[Start Excerpted records]

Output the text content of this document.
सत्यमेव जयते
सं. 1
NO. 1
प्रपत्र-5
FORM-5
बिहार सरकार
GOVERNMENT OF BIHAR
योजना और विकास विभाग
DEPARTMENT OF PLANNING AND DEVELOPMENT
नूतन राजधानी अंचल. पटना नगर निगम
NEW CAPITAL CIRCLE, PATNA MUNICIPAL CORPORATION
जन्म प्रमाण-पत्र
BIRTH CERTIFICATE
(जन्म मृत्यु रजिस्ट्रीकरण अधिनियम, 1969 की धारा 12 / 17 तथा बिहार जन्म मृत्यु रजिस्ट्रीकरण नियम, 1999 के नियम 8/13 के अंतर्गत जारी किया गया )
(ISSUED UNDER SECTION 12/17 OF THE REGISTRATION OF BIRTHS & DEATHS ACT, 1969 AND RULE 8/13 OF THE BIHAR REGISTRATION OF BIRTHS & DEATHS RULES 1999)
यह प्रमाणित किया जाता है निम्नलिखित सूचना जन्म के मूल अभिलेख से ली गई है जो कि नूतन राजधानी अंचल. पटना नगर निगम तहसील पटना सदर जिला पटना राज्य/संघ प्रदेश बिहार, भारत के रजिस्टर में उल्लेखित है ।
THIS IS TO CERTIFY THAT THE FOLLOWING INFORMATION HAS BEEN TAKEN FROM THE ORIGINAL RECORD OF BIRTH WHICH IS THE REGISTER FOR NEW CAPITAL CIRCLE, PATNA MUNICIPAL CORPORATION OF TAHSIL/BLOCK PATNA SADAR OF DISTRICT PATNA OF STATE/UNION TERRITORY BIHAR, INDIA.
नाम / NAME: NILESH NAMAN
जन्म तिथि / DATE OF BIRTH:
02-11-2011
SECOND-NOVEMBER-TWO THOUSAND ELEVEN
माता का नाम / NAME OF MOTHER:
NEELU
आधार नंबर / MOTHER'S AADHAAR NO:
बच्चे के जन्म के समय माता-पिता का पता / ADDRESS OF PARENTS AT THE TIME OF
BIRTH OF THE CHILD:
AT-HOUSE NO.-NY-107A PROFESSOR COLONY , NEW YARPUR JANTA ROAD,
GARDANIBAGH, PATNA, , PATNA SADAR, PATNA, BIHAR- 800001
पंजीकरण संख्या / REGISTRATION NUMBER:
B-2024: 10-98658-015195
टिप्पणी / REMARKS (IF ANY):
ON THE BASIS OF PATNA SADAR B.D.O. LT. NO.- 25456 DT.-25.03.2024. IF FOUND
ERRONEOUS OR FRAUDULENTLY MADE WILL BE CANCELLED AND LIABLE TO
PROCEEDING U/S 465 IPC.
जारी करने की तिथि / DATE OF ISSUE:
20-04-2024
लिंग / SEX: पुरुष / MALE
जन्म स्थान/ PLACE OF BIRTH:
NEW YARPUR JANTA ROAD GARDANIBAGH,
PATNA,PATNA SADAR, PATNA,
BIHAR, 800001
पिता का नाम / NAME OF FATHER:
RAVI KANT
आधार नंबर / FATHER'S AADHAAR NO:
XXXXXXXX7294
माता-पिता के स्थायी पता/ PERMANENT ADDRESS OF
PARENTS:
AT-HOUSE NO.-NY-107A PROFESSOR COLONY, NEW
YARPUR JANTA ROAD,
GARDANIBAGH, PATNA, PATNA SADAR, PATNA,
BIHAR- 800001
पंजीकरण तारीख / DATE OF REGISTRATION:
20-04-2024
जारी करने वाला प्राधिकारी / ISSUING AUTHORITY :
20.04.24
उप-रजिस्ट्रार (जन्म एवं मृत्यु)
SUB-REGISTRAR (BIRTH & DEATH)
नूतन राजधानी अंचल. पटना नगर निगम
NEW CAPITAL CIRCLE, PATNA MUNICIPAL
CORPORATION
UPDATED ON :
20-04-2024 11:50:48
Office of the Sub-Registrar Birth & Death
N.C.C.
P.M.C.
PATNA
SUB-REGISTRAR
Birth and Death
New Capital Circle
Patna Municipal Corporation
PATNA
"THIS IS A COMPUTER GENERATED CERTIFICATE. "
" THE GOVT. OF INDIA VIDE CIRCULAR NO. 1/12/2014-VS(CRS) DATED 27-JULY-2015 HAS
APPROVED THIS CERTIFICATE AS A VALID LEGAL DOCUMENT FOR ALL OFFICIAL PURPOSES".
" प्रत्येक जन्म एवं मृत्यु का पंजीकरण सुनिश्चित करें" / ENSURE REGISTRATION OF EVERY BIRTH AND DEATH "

[End Excerpted records]

== Task requirements ==
Reproduce the records in full, exactly as written.

== Correct output ==
Output the text content of this document.
सत्यमेव जयते
सं. 1
NO. 1
प्रपत्र-5
FORM-5
बिहार सरकार
GOVERNMENT OF BIHAR
योजना और विकास विभाग
DEPARTMENT OF PLANNING AND DEVELOPMENT
नूतन राजधानी अंचल. पटना नगर निगम
NEW CAPITAL CIRCLE, PATNA MUNICIPAL CORPORATION
जन्म प्रमाण-पत्र
BIRTH CERTIFICATE
(जन्म मृत्यु रजिस्ट्रीकरण अधिनियम, 1969 की धारा 12 / 17 तथा बिहार जन्म मृत्यु रजिस्ट्रीकरण नियम, 1999 के नियम 8/13 के अंतर्गत जारी किया गया )
(ISSUED UNDER SECTION 12/17 OF THE REGISTRATION OF BIRTHS & DEATHS ACT, 1969 AND RULE 8/13 OF THE BIHAR REGISTRATION OF BIRTHS & DEATHS RULES 1999)
यह प्रमाणित किया जाता है निम्नलिखित सूचना जन्म के मूल अभिलेख से ली गई है जो कि नूतन राजधानी अंचल. पटना नगर निगम तहसील पटना सदर जिला पटना राज्य/संघ प्रदेश बिहार, भारत के रजिस्टर में उल्लेखित है ।
THIS IS TO CERTIFY THAT THE FOLLOWING INFORMATION HAS BEEN TAKEN FROM THE ORIGINAL RECORD OF BIRTH WHICH IS THE REGISTER FOR NEW CAPITAL CIRCLE, PATNA MUNICIPAL CORPORATION OF TAHSIL/BLOCK PATNA SADAR OF DISTRICT PATNA OF STATE/UNION TERRITORY BIHAR, INDIA.
नाम / NAME: NILESH NAMAN
जन्म तिथि / DATE OF BIRTH:
02-11-2011
SECOND-NOVEMBER-TWO THOUSAND ELEVEN
माता का नाम / NAME OF MOTHER:
NEELU
आधार नंबर / MOTHER'S AADHAAR NO:
बच्चे के जन्म के समय माता-पिता का पता / ADDRESS OF PARENTS AT THE TIME OF
BIRTH OF THE CHILD:
AT-HOUSE NO.-NY-107A PROFESSOR COLONY , NEW YARPUR JANTA ROAD,
GARDANIBAGH, PATNA, , PATNA SADAR, PATNA, BIHAR- 800001
पंजीकरण संख्या / REGISTRATION NUMBER:
B-2024: 10-98658-015195
टिप्पणी / REMARKS (IF ANY):
ON THE BASIS OF PATNA SADAR B.D.O. LT. NO.- 25456 DT.-25.03.2024. IF FOUND
ERRONEOUS OR FRAUDULENTLY MADE WILL BE CANCELLED AND LIABLE TO
PROCEEDING U/S 465 IPC.
जारी करने की तिथि / DATE OF ISSUE:
20-04-2024
लिंग / SEX: पुरुष / MALE
जन्म स्थान/ PLACE OF BIRTH:
NEW YARPUR JANTA ROAD GARDANIBAGH,
PATNA,PATNA SADAR, PATNA,
BIHAR, 800001
पिता का नाम / NAME OF FATHER:
RAVI KANT
आधार नंबर / FATHER'S AADHAAR NO:
XXXXXXXX7294
माता-पिता के स्थायी पता/ PERMANENT ADDRESS OF
PARENTS:
AT-HOUSE NO.-NY-107A PROFESSOR COLONY, NEW
YARPUR JANTA ROAD,
GARDANIBAGH, PATNA, PATNA SADAR, PATNA,
BIHAR- 800001
पंजीकरण तारीख / DATE OF REGISTRATION:
20-04-2024
जारी करने वाला प्राधिकारी / ISSUING AUTHORITY :
20.04.24
उप-रजिस्ट्रार (जन्म एवं मृत्यु)
SUB-REGISTRAR (BIRTH & DEATH)
नूतन राजधानी अंचल. पटना नगर निगम
NEW CAPITAL CIRCLE, PATNA MUNICIPAL
CORPORATION
UPDATED ON :
20-04-2024 11:50:48
Office of the Sub-Registrar Birth & Death
N.C.C.
P.M.C.
PATNA
SUB-REGISTRAR
Birth and Death
New Capital Circle
Patna Municipal Corporation
PATNA
"THIS IS A COMPUTER GENERATED CERTIFICATE. "
" THE GOVT. OF INDIA VIDE CIRCULAR NO. 1/12/2014-VS(CRS) DATED 27-JULY-2015 HAS
APPROVED THIS CERTIFICATE AS A VALID LEGAL DOCUMENT FOR ALL OFFICIAL PURPOSES".
" प्रत्येक जन्म एवं मृत्यु का पंजीकरण सुनिश्चित करें" / ENSURE REGISTRATION OF EVERY BIRTH AND DEATH "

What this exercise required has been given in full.